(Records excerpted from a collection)
--- --- ---
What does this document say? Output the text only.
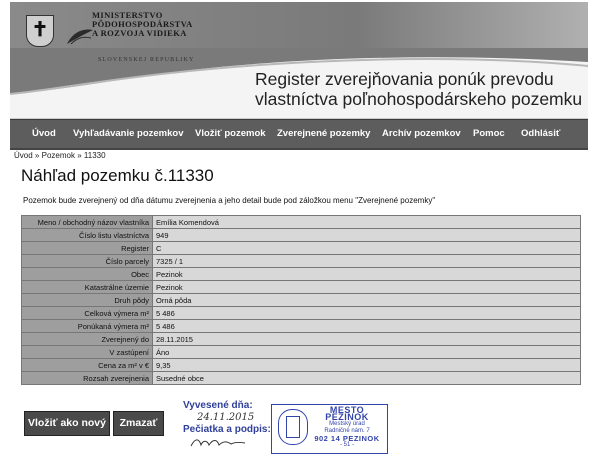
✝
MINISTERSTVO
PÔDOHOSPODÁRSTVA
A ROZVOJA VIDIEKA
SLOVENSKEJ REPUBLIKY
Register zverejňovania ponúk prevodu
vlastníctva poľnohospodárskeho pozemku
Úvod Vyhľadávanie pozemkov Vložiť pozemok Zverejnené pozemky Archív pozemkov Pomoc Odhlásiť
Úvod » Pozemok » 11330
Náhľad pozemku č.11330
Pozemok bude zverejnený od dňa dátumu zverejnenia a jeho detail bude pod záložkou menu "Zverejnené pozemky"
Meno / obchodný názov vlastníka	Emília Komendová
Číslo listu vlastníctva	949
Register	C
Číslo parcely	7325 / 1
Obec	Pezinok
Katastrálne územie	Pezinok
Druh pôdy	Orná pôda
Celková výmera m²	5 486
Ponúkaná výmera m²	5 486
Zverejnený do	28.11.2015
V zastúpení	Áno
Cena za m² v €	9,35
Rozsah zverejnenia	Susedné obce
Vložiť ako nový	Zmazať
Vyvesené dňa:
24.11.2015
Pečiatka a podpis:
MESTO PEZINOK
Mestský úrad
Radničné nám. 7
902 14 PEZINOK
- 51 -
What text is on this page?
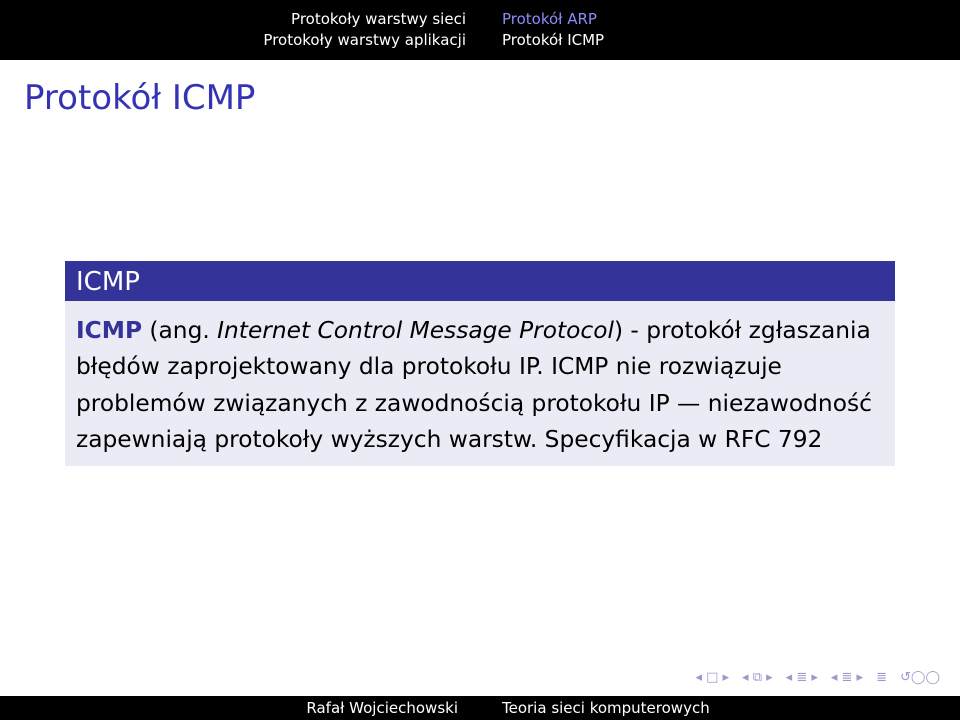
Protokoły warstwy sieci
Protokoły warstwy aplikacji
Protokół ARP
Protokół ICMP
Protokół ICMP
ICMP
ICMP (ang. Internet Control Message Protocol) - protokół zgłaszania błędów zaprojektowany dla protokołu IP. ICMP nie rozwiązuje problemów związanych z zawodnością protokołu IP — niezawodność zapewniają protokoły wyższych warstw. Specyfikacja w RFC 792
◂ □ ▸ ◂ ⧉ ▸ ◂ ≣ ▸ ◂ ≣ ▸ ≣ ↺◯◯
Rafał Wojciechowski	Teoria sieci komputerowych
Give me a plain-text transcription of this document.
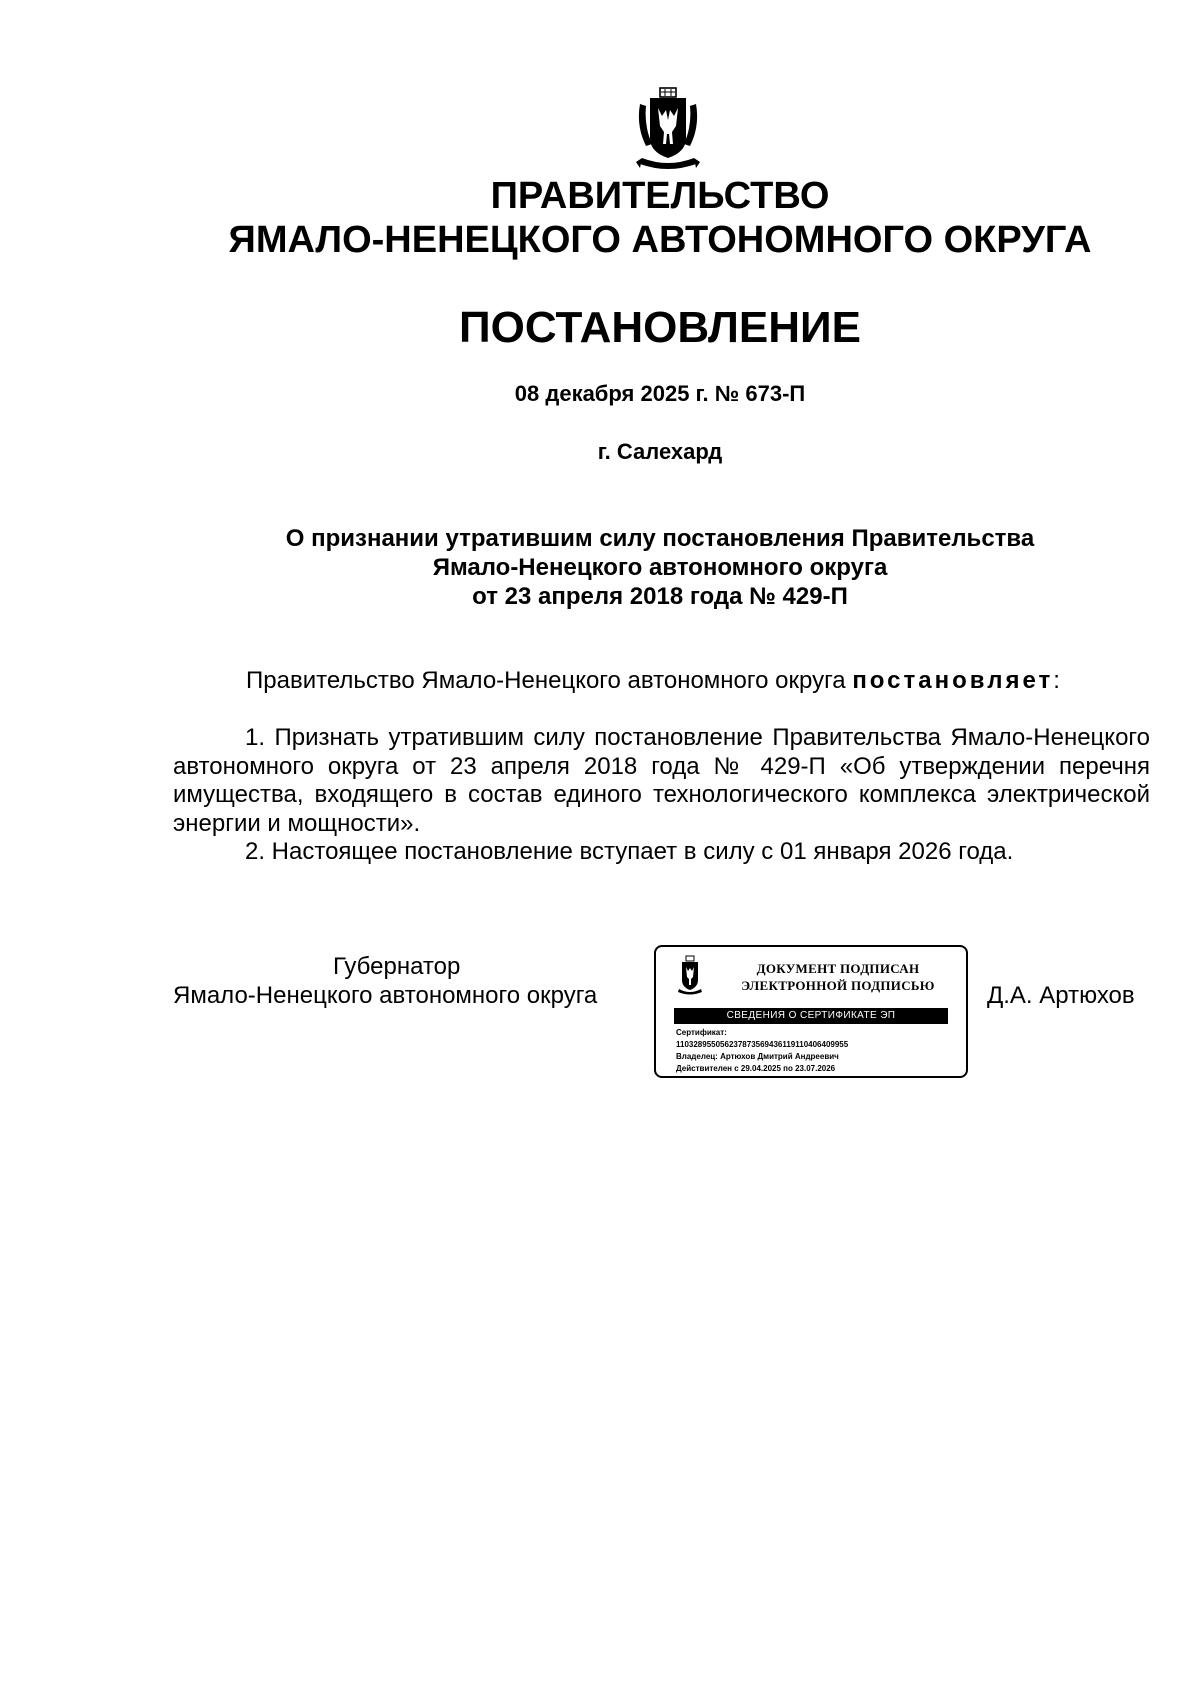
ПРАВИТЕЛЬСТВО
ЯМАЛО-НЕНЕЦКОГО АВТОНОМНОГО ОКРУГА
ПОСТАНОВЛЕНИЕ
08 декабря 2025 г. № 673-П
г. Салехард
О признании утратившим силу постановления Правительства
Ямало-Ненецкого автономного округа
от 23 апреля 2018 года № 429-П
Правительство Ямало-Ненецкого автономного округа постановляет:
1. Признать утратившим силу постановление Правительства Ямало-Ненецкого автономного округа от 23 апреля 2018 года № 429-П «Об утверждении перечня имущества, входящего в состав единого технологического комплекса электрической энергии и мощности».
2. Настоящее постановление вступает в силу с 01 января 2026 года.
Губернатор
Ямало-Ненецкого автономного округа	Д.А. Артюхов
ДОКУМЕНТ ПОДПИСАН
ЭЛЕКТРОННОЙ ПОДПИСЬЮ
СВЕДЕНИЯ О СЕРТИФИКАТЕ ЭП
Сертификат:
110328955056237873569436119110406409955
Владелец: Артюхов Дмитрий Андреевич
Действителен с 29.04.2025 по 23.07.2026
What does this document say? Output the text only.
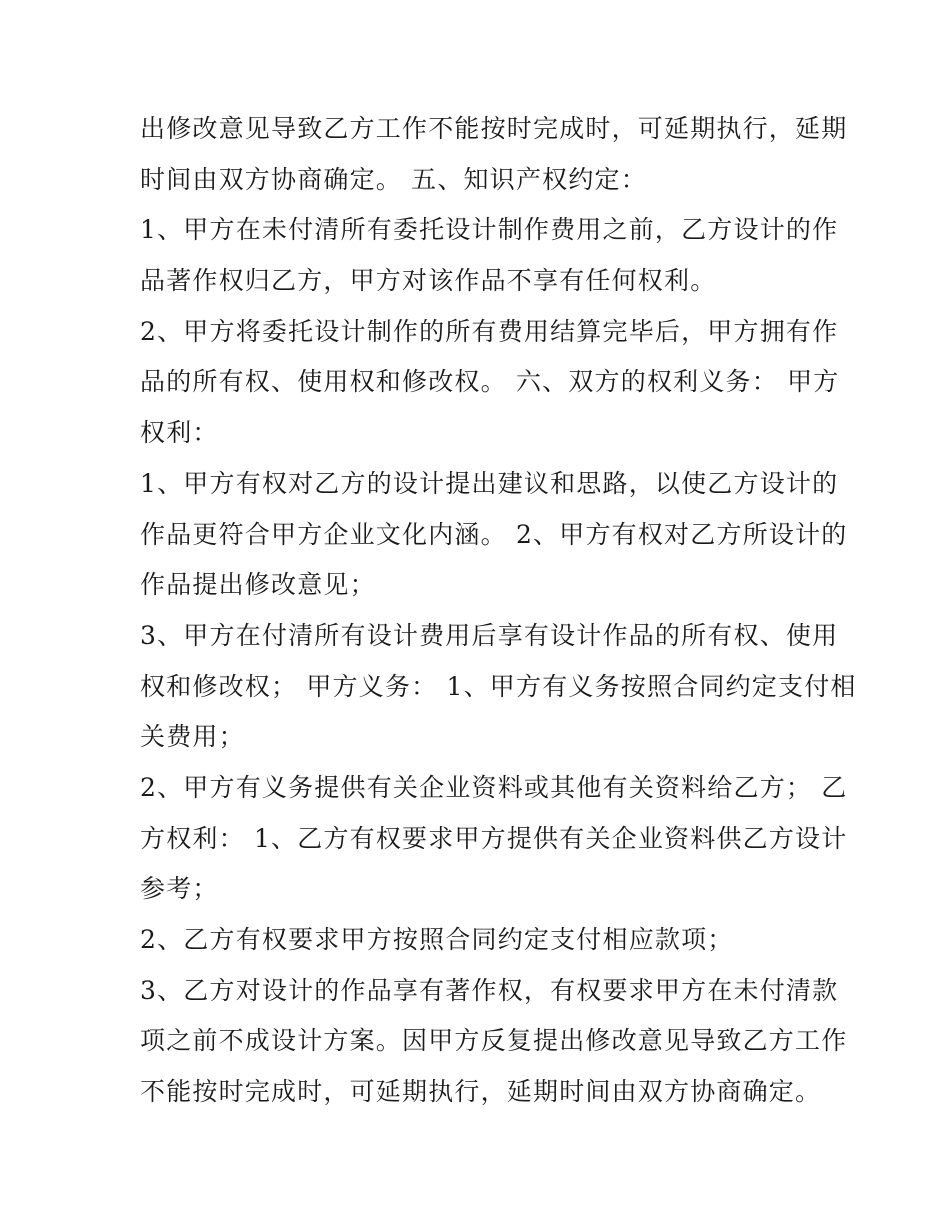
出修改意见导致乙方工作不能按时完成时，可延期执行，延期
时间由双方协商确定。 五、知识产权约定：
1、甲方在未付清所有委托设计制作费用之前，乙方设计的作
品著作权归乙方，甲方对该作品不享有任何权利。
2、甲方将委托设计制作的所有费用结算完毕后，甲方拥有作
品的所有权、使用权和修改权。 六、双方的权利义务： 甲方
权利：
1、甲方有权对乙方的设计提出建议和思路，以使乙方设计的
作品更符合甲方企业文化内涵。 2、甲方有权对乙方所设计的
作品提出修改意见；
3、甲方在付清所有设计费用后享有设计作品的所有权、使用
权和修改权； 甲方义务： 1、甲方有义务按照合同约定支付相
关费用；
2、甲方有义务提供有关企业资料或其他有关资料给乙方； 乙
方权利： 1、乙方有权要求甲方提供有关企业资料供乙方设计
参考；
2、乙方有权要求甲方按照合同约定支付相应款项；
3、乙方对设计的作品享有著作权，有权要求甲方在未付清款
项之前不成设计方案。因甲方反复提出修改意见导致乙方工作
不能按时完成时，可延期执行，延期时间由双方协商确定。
--- --- ---
Copy every record above exactly as written, but leave out the pictures.

__FULL ANSWER__
What does this document say? Output the text only.
✝
MINISTERSTVO
PÔDOHOSPODÁRSTVA
A ROZVOJA VIDIEKA
SLOVENSKEJ REPUBLIKY
Register zverejňovania ponúk prevodu
vlastníctva poľnohospodárskeho pozemku
Úvod Vyhľadávanie pozemkov Vložiť pozemok Zverejnené pozemky Archív pozemkov Pomoc Odhlásiť
Úvod » Pozemok » 11330
Náhľad pozemku č.11330
Pozemok bude zverejnený od dňa dátumu zverejnenia a jeho detail bude pod záložkou menu "Zverejnené pozemky"
Meno / obchodný názov vlastníka	Emília Komendová
Číslo listu vlastníctva	949
Register	C
Číslo parcely	7325 / 1
Obec	Pezinok
Katastrálne územie	Pezinok
Druh pôdy	Orná pôda
Celková výmera m²	5 486
Ponúkaná výmera m²	5 486
Zverejnený do	28.11.2015
V zastúpení	Áno
Cena za m² v €	9,35
Rozsah zverejnenia	Susedné obce
Vložiť ako nový	Zmazať
Vyvesené dňa:
24.11.2015
Pečiatka a podpis:
MESTO PEZINOK
Mestský úrad
Radničné nám. 7
902 14 PEZINOK
- 51 -
What text is on this page?
Protokoły warstwy sieci
Protokoły warstwy aplikacji
Protokół ARP
Protokół ICMP
Protokół ICMP
ICMP
ICMP (ang. Internet Control Message Protocol) - protokół zgłaszania błędów zaprojektowany dla protokołu IP. ICMP nie rozwiązuje problemów związanych z zawodnością protokołu IP — niezawodność zapewniają protokoły wyższych warstw. Specyfikacja w RFC 792
◂ □ ▸ ◂ ⧉ ▸ ◂ ≣ ▸ ◂ ≣ ▸ ≣ ↺◯◯
Rafał Wojciechowski	Teoria sieci komputerowych
Give me a plain-text transcription of this document.
ПРАВИТЕЛЬСТВО
ЯМАЛО-НЕНЕЦКОГО АВТОНОМНОГО ОКРУГА
ПОСТАНОВЛЕНИЕ
08 декабря 2025 г. № 673-П
г. Салехард
О признании утратившим силу постановления Правительства
Ямало-Ненецкого автономного округа
от 23 апреля 2018 года № 429-П
Правительство Ямало-Ненецкого автономного округа постановляет:
1. Признать утратившим силу постановление Правительства Ямало-Ненецкого автономного округа от 23 апреля 2018 года № 429-П «Об утверждении перечня имущества, входящего в состав единого технологического комплекса электрической энергии и мощности».
2. Настоящее постановление вступает в силу с 01 января 2026 года.
Губернатор
Ямало-Ненецкого автономного округа	Д.А. Артюхов
ДОКУМЕНТ ПОДПИСАН
ЭЛЕКТРОННОЙ ПОДПИСЬЮ
СВЕДЕНИЯ О СЕРТИФИКАТЕ ЭП
Сертификат:
110328955056237873569436119110406409955
Владелец: Артюхов Дмитрий Андреевич
Действителен с 29.04.2025 по 23.07.2026
What does this document say? Output the text only.
出修改意见导致乙方工作不能按时完成时，可延期执行，延期
时间由双方协商确定。 五、知识产权约定：
1、甲方在未付清所有委托设计制作费用之前，乙方设计的作
品著作权归乙方，甲方对该作品不享有任何权利。
2、甲方将委托设计制作的所有费用结算完毕后，甲方拥有作
品的所有权、使用权和修改权。 六、双方的权利义务： 甲方
权利：
1、甲方有权对乙方的设计提出建议和思路，以使乙方设计的
作品更符合甲方企业文化内涵。 2、甲方有权对乙方所设计的
作品提出修改意见；
3、甲方在付清所有设计费用后享有设计作品的所有权、使用
权和修改权； 甲方义务： 1、甲方有义务按照合同约定支付相
关费用；
2、甲方有义务提供有关企业资料或其他有关资料给乙方； 乙
方权利： 1、乙方有权要求甲方提供有关企业资料供乙方设计
参考；
2、乙方有权要求甲方按照合同约定支付相应款项；
3、乙方对设计的作品享有著作权，有权要求甲方在未付清款
项之前不成设计方案。因甲方反复提出修改意见导致乙方工作
不能按时完成时，可延期执行，延期时间由双方协商确定。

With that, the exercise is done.